Do this: Count the lines below that contain the word "sales", and report only that number.

Extracted data entries
# # # #

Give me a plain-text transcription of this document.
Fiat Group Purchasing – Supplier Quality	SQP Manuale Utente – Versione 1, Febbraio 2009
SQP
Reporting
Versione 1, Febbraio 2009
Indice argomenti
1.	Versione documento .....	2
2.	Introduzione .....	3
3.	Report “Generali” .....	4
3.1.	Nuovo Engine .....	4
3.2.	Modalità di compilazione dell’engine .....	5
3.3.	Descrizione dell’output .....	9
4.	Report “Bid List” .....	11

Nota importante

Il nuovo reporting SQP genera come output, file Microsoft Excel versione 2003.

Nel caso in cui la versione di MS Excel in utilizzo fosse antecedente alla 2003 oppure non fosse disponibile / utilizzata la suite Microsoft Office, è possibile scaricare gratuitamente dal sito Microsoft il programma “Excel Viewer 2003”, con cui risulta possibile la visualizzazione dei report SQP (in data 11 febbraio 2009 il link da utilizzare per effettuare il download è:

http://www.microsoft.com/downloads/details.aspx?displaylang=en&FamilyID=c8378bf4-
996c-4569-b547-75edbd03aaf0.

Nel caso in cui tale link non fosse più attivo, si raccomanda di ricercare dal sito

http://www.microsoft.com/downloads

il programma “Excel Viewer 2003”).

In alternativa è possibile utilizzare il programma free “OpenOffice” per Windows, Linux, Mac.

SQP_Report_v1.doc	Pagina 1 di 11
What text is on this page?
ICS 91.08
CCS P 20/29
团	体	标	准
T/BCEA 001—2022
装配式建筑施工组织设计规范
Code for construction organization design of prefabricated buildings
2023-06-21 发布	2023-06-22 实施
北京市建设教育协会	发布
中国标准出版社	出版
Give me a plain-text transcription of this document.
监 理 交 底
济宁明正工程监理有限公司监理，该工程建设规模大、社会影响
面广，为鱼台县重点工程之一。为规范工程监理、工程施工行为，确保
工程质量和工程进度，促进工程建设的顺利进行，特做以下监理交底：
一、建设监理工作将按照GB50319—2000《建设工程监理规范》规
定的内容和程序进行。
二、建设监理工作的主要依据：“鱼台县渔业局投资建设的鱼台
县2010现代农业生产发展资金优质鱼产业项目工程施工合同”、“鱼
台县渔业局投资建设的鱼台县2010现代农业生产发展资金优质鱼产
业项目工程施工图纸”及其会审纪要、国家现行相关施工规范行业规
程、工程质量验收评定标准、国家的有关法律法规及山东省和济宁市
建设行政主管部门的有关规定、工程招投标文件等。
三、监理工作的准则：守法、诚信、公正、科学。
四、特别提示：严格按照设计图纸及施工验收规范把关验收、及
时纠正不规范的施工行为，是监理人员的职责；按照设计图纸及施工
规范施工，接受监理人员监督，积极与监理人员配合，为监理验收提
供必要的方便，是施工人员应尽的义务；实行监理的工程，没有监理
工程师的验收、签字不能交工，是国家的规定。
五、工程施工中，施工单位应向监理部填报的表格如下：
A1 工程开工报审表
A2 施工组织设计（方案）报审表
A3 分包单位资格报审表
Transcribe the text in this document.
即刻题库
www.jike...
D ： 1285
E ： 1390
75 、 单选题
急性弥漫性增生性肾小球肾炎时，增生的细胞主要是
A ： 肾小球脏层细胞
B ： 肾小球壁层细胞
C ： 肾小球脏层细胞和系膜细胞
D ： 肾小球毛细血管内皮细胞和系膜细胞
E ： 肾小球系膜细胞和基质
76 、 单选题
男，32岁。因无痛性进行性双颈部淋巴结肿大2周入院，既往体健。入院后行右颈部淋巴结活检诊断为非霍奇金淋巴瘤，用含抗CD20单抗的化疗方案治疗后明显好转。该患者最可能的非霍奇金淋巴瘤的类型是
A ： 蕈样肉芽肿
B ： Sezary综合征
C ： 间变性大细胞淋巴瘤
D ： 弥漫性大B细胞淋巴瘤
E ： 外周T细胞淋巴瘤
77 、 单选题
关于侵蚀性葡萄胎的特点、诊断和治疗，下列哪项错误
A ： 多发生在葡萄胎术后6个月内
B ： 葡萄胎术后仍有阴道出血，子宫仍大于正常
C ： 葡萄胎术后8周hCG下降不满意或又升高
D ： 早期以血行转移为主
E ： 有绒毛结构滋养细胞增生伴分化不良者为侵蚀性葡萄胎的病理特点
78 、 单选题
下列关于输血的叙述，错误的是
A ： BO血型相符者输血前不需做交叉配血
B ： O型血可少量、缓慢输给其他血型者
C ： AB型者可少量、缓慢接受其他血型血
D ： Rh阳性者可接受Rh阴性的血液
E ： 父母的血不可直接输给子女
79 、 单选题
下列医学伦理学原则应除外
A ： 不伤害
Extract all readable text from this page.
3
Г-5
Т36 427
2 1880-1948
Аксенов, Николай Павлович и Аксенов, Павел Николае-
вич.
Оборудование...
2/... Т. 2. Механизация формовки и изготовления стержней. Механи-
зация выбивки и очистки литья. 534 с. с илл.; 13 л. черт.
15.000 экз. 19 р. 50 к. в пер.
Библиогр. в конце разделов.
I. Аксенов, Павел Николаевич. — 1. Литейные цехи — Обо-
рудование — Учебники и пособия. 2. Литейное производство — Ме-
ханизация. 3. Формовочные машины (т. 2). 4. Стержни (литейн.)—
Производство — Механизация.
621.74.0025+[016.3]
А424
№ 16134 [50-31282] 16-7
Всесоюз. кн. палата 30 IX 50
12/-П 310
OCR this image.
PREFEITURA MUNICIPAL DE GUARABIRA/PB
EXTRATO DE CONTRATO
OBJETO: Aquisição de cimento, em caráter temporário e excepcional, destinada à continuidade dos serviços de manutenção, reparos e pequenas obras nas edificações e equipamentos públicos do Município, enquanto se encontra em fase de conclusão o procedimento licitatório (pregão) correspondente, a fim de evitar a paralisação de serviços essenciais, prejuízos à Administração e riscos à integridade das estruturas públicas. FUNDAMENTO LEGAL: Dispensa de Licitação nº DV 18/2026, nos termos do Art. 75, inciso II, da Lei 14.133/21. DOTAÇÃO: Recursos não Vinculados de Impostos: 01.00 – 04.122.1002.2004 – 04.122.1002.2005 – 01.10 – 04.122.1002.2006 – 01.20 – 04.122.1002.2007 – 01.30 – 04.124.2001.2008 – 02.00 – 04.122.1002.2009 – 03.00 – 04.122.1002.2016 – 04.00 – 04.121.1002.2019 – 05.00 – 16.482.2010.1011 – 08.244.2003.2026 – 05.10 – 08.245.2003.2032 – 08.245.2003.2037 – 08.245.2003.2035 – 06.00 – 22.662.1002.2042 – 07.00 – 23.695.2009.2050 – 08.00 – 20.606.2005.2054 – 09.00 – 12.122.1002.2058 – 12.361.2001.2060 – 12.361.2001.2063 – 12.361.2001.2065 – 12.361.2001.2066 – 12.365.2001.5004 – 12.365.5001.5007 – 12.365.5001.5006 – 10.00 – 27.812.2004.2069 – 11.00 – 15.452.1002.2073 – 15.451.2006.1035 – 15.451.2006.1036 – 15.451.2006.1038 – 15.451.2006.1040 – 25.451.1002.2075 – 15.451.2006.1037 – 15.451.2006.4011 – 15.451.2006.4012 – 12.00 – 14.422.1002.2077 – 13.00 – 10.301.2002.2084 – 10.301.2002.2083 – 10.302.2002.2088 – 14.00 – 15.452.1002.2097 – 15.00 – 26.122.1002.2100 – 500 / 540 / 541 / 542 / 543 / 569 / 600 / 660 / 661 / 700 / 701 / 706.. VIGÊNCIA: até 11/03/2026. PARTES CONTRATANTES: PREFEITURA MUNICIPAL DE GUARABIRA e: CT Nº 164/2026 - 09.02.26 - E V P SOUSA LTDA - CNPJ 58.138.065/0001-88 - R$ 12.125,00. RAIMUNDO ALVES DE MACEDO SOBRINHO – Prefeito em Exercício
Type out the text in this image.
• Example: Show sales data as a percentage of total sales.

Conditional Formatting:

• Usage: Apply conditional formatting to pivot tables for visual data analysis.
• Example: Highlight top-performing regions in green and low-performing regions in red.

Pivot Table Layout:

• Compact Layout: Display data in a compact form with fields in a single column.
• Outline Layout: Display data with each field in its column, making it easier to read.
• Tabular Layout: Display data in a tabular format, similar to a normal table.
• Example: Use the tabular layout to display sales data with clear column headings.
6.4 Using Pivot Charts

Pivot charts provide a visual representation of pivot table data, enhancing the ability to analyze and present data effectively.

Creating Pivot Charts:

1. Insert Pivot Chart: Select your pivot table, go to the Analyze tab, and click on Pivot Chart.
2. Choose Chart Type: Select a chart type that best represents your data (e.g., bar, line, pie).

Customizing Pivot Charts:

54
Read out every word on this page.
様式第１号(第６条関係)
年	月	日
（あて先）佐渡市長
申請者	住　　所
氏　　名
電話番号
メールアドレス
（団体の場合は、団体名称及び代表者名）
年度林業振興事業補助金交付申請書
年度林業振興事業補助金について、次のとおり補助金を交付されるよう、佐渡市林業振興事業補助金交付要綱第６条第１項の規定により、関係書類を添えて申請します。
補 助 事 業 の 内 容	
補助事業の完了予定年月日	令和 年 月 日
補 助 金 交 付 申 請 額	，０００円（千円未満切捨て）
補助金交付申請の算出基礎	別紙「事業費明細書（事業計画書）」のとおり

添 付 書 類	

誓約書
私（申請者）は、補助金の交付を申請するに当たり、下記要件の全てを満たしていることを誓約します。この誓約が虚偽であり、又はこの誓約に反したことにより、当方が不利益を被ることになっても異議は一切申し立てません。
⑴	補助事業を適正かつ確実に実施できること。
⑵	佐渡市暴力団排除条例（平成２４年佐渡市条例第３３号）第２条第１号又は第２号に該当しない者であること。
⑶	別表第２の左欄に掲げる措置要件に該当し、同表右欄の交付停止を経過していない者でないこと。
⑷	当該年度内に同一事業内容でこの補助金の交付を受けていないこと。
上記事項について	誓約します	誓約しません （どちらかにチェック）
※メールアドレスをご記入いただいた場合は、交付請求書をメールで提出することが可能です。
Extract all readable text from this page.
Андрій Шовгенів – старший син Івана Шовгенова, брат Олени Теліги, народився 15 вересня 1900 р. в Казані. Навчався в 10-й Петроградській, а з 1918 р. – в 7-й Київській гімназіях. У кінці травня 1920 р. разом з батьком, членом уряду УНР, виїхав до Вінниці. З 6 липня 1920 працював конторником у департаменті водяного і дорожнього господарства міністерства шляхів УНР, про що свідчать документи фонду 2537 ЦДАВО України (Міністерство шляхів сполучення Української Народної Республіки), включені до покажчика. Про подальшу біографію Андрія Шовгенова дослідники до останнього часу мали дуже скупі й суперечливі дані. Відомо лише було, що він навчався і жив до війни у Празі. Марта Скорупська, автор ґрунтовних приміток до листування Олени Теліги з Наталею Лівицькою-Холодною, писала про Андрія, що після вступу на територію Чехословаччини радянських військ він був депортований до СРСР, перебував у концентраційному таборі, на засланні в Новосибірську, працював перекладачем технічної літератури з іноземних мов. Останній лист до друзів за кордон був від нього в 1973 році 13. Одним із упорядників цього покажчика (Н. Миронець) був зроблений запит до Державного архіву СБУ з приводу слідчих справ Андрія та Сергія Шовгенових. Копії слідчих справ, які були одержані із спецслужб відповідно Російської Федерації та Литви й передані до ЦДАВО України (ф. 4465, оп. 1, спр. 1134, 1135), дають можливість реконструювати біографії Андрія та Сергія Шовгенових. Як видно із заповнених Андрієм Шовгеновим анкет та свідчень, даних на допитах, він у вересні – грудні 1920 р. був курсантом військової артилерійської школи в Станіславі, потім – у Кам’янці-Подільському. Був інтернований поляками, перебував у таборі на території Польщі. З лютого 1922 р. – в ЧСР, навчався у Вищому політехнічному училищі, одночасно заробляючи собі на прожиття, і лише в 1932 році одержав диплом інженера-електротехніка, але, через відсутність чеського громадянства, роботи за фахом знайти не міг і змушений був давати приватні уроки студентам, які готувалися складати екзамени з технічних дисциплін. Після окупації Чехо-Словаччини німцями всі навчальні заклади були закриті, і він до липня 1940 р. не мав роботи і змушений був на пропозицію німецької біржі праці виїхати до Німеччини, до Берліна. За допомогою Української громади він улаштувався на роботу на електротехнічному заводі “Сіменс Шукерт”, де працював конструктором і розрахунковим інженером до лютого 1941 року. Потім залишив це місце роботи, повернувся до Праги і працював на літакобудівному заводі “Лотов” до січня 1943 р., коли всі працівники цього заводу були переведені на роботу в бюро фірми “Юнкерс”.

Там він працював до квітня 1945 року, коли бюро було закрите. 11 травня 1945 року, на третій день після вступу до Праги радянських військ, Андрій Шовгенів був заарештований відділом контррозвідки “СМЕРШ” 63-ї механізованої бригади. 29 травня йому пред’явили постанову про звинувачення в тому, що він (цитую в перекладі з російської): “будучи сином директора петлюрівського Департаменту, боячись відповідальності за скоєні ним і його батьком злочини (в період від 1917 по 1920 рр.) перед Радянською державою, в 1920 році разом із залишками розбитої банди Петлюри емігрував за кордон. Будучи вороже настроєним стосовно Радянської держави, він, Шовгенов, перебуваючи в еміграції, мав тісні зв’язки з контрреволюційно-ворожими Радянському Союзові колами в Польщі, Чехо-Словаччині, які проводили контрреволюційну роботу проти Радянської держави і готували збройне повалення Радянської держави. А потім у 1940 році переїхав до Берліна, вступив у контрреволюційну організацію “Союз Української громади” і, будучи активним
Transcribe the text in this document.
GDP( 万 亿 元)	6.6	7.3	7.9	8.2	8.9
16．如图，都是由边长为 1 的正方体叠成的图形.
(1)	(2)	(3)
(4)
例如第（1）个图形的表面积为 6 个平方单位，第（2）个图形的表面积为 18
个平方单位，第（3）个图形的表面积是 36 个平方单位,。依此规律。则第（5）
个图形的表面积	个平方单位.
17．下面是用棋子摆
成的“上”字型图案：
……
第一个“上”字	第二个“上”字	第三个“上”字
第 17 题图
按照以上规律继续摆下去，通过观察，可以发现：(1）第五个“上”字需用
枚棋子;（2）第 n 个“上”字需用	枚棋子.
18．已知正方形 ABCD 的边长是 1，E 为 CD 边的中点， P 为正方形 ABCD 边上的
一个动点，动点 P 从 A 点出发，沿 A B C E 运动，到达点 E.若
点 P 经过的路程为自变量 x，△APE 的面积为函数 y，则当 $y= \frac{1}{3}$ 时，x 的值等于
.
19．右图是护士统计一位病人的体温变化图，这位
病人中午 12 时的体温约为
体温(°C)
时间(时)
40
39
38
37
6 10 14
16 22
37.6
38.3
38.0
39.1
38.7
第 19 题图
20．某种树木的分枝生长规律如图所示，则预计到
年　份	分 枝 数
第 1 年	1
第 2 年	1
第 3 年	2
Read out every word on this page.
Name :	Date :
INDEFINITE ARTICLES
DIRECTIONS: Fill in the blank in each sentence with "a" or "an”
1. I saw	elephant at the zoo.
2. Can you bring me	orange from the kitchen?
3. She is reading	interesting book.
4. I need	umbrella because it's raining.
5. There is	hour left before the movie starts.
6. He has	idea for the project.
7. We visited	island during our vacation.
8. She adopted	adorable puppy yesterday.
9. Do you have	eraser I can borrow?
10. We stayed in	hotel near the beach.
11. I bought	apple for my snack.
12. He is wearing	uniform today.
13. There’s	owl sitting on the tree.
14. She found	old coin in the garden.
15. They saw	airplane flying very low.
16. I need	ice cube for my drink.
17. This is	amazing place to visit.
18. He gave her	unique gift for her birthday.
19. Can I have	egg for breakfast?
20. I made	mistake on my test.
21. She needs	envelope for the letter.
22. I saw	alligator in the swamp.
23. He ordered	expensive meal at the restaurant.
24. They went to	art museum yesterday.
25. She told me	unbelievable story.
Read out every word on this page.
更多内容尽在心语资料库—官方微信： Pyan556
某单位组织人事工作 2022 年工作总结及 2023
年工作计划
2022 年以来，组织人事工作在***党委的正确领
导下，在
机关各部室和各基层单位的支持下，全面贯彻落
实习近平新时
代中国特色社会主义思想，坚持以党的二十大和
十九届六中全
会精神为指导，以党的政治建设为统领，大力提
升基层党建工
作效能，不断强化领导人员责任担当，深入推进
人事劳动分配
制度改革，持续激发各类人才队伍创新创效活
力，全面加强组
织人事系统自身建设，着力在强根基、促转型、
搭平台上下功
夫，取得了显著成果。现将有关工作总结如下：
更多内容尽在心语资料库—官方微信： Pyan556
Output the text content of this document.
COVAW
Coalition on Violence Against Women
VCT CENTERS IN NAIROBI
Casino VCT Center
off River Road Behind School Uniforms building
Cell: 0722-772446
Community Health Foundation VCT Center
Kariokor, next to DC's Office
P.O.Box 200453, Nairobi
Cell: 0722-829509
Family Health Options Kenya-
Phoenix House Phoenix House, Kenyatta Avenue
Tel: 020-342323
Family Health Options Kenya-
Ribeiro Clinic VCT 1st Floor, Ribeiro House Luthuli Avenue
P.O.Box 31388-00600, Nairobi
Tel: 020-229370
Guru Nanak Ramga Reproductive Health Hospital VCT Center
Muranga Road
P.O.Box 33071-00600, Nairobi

# # # #

Solution below: 2